Show all lines of the listing that hold the word "name".

►

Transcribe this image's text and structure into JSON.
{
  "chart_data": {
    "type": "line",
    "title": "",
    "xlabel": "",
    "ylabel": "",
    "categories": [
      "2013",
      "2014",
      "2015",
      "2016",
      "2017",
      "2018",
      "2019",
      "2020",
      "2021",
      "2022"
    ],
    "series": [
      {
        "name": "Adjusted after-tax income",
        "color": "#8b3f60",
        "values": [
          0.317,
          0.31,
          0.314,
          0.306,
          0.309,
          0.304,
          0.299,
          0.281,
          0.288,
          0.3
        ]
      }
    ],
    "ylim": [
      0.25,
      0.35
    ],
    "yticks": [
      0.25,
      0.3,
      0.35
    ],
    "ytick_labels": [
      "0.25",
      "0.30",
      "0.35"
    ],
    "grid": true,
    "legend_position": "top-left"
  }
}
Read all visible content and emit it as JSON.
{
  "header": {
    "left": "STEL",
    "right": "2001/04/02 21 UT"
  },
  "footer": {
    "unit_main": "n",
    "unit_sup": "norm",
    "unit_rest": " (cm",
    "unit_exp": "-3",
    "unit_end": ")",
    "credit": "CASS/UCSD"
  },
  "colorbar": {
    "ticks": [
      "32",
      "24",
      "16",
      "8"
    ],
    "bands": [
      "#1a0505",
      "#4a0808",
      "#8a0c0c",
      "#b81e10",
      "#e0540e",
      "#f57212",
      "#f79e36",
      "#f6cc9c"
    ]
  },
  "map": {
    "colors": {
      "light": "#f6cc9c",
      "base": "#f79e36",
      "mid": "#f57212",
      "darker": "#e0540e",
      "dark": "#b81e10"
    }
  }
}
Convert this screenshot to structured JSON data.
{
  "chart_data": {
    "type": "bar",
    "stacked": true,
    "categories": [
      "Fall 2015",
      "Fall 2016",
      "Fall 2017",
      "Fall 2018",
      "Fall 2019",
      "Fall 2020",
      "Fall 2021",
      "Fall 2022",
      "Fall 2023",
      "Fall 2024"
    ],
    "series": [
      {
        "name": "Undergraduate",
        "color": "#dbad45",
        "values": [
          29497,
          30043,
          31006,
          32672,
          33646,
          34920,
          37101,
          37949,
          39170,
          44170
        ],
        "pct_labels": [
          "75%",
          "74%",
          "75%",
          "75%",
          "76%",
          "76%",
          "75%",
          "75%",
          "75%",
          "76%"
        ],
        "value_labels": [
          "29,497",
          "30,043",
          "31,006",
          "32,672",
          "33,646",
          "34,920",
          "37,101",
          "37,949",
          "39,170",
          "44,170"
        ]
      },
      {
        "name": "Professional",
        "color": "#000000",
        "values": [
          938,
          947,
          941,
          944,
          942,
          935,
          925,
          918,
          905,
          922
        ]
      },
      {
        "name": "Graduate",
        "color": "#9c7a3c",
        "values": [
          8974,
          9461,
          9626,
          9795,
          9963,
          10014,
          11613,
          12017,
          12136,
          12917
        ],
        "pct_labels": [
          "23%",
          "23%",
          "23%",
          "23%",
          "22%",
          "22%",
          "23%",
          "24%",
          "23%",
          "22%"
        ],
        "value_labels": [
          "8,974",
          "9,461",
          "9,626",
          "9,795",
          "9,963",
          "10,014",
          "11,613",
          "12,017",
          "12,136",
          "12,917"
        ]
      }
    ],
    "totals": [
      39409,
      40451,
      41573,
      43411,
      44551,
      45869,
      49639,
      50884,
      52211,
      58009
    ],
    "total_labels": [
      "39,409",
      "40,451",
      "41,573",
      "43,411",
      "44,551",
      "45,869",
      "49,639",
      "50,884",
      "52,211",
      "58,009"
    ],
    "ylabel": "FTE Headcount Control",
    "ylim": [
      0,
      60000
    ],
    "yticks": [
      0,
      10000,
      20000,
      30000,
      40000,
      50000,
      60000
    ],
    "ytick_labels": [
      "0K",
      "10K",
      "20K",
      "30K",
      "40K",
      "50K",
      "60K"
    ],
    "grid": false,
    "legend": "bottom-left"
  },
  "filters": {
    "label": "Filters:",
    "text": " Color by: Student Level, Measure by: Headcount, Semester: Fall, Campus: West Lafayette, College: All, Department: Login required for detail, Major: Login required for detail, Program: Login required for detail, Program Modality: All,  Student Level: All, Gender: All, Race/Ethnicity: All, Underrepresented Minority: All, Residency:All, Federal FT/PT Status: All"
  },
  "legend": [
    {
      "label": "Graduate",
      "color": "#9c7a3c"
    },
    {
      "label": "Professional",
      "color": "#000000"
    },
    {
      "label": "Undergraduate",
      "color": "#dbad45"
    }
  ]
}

◄

FULL OUTPUT>
        "name": "Adjusted after-tax income",
        "name": "Undergraduate",
        "name": "Professional",
        "name": "Graduate",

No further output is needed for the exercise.